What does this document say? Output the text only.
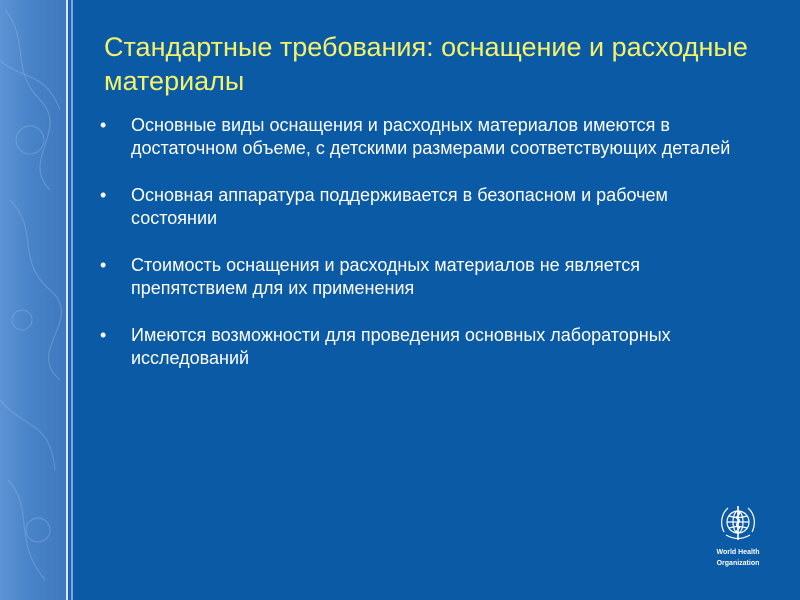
Стандартные требования: оснащение и расходные материалы
• Основные виды оснащения и расходных материалов имеются в достаточном объеме, с детскими размерами соответствующих деталей
• Основная аппаратура поддерживается в безопасном и рабочем состоянии
• Стоимость оснащения и расходных материалов не является препятствием для их применения
• Имеются возможности для проведения основных лабораторных исследований
World Health
Organization
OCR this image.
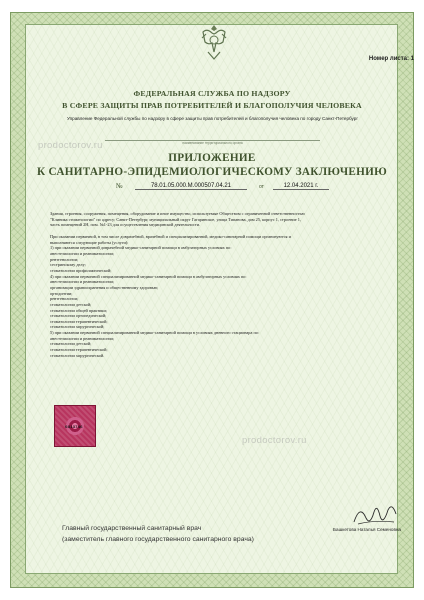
Номер листа: 1
ФЕДЕРАЛЬНАЯ СЛУЖБА ПО НАДЗОРУ
В СФЕРЕ ЗАЩИТЫ ПРАВ ПОТРЕБИТЕЛЕЙ И БЛАГОПОЛУЧИЯ ЧЕЛОВЕКА
Управление Федеральной службы по надзору в сфере защиты прав потребителей и благополучия человека по городу Санкт-Петербург
наименование территориального органа
prodoctorov.ru
ПРИЛОЖЕНИЕ
К САНИТАРНО-ЭПИДЕМИОЛОГИЧЕСКОМУ ЗАКЛЮЧЕНИЮ
№	78.01.05.000.М.000507.04.21	от	12.04.2021 г.

Здания, строения, сооружения, помещения, оборудование и иное имущество, используемые Обществом с ограниченной ответственностью
"Клиника стоматологии" по адресу: Санкт-Петербург, муниципальный округ Гагаринское, улица Типанова, дом 25, корпус 1, строение 1,
часть помещений 2Н, пом. №1-23 для осуществления медицинской деятельности.

При оказании первичной, в том числе доврачебной, врачебной и специализированной, медико-санитарной помощи организуются и
выполняются следующие работы (услуги):
1) при оказании первичной доврачебной медико-санитарной помощи в амбулаторных условиях по:
анестезиологии и реаниматологии;
рентгенологии;
сестринскому делу;
стоматологии профилактической;
4) при оказании первичной специализированной медико-санитарной помощи в амбулаторных условиях по:
анестезиологии и реаниматологии;
организации здравоохранения и общественному здоровью;
ортодонтии;
рентгенологии;
стоматологии детской;
стоматологии общей практики;
стоматологии ортопедической;
стоматологии терапевтической;
стоматологии хирургической;
5) при оказании первичной специализированной медико-санитарной помощи в условиях дневного стационара по:
анестезиологии и реаниматологии;
стоматологии детской;
стоматологии терапевтической;
стоматологии хирургической.

0813746
prodoctorov.ru
Главный государственный санитарный врач
(заместитель главного государственного санитарного врача)
Башкетова Наталья Семеновна
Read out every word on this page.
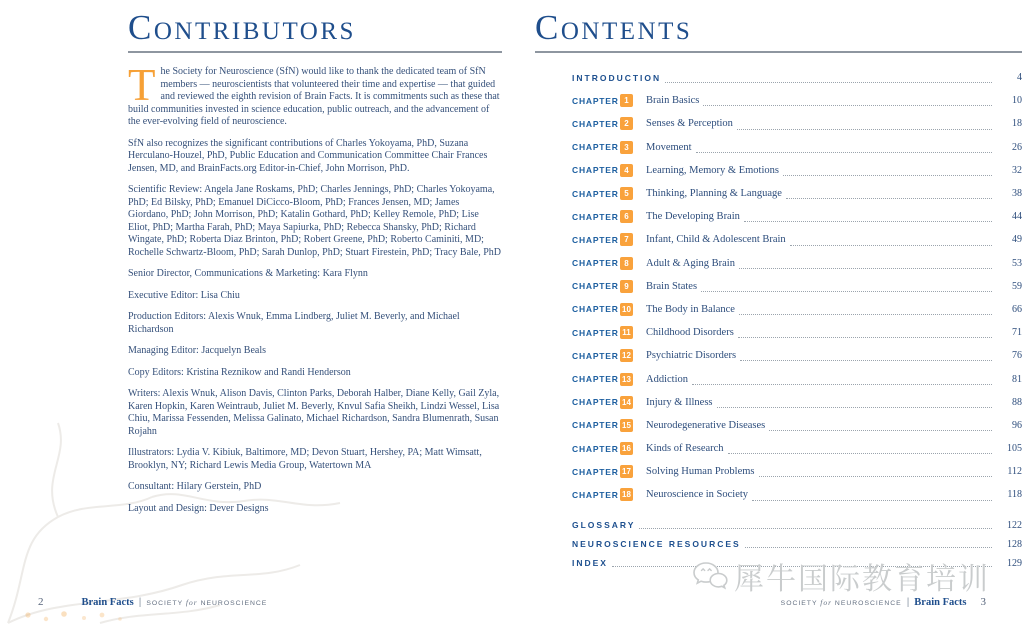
CONTRIBUTORS

The Society for Neuroscience (SfN) would like to thank the dedicated team of SfN members — neuroscientists that volunteered their time and expertise — that guided and reviewed the eighth revision of Brain Facts. It is commitments such as these that build communities invested in science education, public outreach, and the advancement of the ever-evolving field of neuroscience.

SfN also recognizes the significant contributions of Charles Yokoyama, PhD, Suzana Herculano-Houzel, PhD, Public Education and Communication Committee Chair Frances Jensen, MD, and BrainFacts.org Editor-in-Chief, John Morrison, PhD.

Scientific Review: Angela Jane Roskams, PhD; Charles Jennings, PhD; Charles Yokoyama, PhD; Ed Bilsky, PhD; Emanuel DiCicco-Bloom, PhD; Frances Jensen, MD; James Giordano, PhD; John Morrison, PhD; Katalin Gothard, PhD; Kelley Remole, PhD; Lise Eliot, PhD; Martha Farah, PhD; Maya Sapiurka, PhD; Rebecca Shansky, PhD; Richard Wingate, PhD; Roberta Diaz Brinton, PhD; Robert Greene, PhD; Roberto Caminiti, MD; Rochelle Schwartz-Bloom, PhD; Sarah Dunlop, PhD; Stuart Firestein, PhD; Tracy Bale, PhD

Senior Director, Communications & Marketing: Kara Flynn

Executive Editor: Lisa Chiu

Production Editors: Alexis Wnuk, Emma Lindberg, Juliet M. Beverly, and Michael Richardson

Managing Editor: Jacquelyn Beals

Copy Editors: Kristina Reznikow and Randi Henderson

Writers: Alexis Wnuk, Alison Davis, Clinton Parks, Deborah Halber, Diane Kelly, Gail Zyla, Karen Hopkin, Karen Weintraub, Juliet M. Beverly, Knvul Safia Sheikh, Lindzi Wessel, Lisa Chiu, Marissa Fessenden, Melissa Galinato, Michael Richardson, Sandra Blumenrath, Susan Rojahn

Illustrators: Lydia V. Kibiuk, Baltimore, MD; Devon Stuart, Hershey, PA; Matt Wimsatt, Brooklyn, NY; Richard Lewis Media Group, Watertown MA

Consultant: Hilary Gerstein, PhD

Layout and Design: Dever Designs

CONTENTS
INTRODUCTION	4
CHAPTER 1	Brain Basics	10
CHAPTER 2	Senses & Perception	18
CHAPTER 3	Movement	26
CHAPTER 4	Learning, Memory & Emotions	32
CHAPTER 5	Thinking, Planning & Language	38
CHAPTER 6	The Developing Brain	44
CHAPTER 7	Infant, Child & Adolescent Brain	49
CHAPTER 8	Adult & Aging Brain	53
CHAPTER 9	Brain States	59
CHAPTER 10 The Body in Balance	66
CHAPTER 11 Childhood Disorders	71
CHAPTER 12 Psychiatric Disorders	76
CHAPTER 13 Addiction	81
CHAPTER 14 Injury & Illness	88
CHAPTER 15 Neurodegenerative Diseases	96
CHAPTER 16 Kinds of Research	105
CHAPTER 17 Solving Human Problems	112
CHAPTER 18 Neuroscience in Society	118
GLOSSARY	122
NEUROSCIENCE RESOURCES	128
INDEX	129
2	Brain Facts | SOCIETY for NEUROSCIENCE	SOCIETY for NEUROSCIENCE | Brain Facts 3
犀牛国际教育培训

Problem description:
Give the count of lines that hold the word "помощи", with nothing added.

Solution:
4